**WHAT YOU SHOULD DO**
Copy each line exactly.

**ENTRIES**
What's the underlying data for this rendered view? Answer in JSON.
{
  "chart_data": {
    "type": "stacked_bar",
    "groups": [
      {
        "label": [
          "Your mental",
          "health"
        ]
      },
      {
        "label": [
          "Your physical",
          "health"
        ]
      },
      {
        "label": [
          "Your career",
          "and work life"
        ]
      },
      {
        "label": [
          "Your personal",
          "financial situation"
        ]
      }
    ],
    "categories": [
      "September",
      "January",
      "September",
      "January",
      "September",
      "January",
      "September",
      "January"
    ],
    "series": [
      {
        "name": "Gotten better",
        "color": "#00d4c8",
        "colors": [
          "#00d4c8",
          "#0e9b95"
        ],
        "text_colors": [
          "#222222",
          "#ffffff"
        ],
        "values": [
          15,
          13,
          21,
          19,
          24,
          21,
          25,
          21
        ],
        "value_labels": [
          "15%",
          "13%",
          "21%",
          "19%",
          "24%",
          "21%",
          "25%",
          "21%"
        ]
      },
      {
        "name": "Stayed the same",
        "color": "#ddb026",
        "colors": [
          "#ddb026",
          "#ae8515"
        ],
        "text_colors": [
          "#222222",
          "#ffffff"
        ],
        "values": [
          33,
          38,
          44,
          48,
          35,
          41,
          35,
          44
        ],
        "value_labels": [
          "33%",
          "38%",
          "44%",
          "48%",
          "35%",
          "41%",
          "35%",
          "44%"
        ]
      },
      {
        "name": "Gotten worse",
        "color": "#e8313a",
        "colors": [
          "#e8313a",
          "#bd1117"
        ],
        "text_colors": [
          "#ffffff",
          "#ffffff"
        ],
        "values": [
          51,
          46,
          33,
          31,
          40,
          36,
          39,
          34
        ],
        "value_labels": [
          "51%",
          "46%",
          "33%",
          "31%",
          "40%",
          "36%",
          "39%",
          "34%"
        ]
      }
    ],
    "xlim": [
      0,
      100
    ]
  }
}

**TASK ANSWER**
What's the underlying data for this rendered view? Answer in JSON.
{
  "chart_data": {
    "type": "stacked_bar",
    "groups": [
      {
        "label": [
          "Your mental",
          "health"
        ]
      },
      {
        "label": [
          "Your physical",
          "health"
        ]
      },
      {
        "label": [
          "Your career",
          "and work life"
        ]
      },
      {
        "label": [
          "Your personal",
          "financial situation"
        ]
      }
    ],
    "categories": [
      "September",
      "January",
      "September",
      "January",
      "September",
      "January",
      "September",
      "January"
    ],
    "series": [
      {
        "name": "Gotten better",
        "color": "#00d4c8",
        "colors": [
          "#00d4c8",
          "#0e9b95"
        ],
        "text_colors": [
          "#222222",
          "#ffffff"
        ],
        "values": [
          15,
          13,
          21,
          19,
          24,
          21,
          25,
          21
        ],
        "value_labels": [
          "15%",
          "13%",
          "21%",
          "19%",
          "24%",
          "21%",
          "25%",
          "21%"
        ]
      },
      {
        "name": "Stayed the same",
        "color": "#ddb026",
        "colors": [
          "#ddb026",
          "#ae8515"
        ],
        "text_colors": [
          "#222222",
          "#ffffff"
        ],
        "values": [
          33,
          38,
          44,
          48,
          35,
          41,
          35,
          44
        ],
        "value_labels": [
          "33%",
          "38%",
          "44%",
          "48%",
          "35%",
          "41%",
          "35%",
          "44%"
        ]
      },
      {
        "name": "Gotten worse",
        "color": "#e8313a",
        "colors": [
          "#e8313a",
          "#bd1117"
        ],
        "text_colors": [
          "#ffffff",
          "#ffffff"
        ],
        "values": [
          51,
          46,
          33,
          31,
          40,
          36,
          39,
          34
        ],
        "value_labels": [
          "51%",
          "46%",
          "33%",
          "31%",
          "40%",
          "36%",
          "39%",
          "34%"
        ]
      }
    ],
    "xlim": [
      0,
      100
    ]
  }
}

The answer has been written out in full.